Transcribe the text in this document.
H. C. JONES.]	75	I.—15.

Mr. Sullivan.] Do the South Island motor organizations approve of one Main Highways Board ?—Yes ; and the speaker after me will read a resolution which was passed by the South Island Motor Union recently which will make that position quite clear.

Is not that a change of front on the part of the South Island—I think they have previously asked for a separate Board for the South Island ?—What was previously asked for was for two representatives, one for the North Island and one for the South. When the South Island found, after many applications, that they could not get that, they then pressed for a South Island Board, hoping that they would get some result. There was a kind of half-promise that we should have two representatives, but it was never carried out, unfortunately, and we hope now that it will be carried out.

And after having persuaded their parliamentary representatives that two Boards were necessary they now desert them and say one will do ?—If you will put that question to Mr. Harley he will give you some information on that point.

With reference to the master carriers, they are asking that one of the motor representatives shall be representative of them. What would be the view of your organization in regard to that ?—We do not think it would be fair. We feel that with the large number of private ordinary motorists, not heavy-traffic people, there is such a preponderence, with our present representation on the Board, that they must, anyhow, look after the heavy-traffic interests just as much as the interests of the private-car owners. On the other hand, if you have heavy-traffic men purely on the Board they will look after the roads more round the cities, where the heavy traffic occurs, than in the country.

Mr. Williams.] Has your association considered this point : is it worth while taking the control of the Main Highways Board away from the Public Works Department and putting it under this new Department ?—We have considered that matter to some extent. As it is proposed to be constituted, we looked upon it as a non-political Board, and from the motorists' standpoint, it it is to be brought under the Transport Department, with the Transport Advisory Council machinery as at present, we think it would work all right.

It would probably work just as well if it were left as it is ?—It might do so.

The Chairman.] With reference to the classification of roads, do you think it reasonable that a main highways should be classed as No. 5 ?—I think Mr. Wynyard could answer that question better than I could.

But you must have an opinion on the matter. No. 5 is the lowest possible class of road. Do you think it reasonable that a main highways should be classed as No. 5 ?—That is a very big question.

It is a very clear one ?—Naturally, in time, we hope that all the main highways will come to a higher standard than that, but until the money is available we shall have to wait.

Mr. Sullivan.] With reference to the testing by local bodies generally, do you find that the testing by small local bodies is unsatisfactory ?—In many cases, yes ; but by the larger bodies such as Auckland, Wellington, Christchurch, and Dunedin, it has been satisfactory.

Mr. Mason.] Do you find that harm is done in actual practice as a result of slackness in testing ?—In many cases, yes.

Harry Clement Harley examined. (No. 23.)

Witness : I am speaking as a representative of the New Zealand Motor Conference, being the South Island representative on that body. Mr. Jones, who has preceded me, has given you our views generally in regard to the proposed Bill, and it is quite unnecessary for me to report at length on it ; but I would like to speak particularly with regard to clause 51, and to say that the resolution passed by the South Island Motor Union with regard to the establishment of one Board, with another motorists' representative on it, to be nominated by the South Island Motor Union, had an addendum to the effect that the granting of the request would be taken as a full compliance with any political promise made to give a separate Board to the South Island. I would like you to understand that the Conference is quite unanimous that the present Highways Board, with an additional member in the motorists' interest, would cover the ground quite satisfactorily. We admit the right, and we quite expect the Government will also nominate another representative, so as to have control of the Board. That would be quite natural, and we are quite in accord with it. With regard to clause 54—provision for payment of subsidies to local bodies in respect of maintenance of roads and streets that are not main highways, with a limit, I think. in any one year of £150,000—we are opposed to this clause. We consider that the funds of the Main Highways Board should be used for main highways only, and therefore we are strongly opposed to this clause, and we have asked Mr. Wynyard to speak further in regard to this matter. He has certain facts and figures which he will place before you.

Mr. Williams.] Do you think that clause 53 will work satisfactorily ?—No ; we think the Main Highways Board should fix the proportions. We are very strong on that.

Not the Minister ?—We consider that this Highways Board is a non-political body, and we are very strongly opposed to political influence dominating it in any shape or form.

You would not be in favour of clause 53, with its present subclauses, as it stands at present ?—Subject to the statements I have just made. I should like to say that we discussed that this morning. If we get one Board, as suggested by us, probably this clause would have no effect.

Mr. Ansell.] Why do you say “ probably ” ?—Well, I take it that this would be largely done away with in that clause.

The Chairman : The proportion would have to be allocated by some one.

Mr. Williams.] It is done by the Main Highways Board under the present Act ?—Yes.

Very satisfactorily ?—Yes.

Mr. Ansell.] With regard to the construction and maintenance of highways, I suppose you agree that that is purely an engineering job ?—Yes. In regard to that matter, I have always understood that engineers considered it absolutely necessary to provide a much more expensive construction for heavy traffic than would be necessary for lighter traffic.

================================

● EXERCISE DESCRIPTION
Look for the word "done" and return every line where it occurs.

● TASK OUTPUT
Mr. Mason.] Do you find that harm is done in actual practice as a result of slackness in testing ?—In many cases, yes.
Mr. Ansell.] Why do you say “ probably ” ?—Well, I take it that this would be largely done away with in that clause.
Mr. Williams.] It is done by the Main Highways Board under the present Act ?—Yes.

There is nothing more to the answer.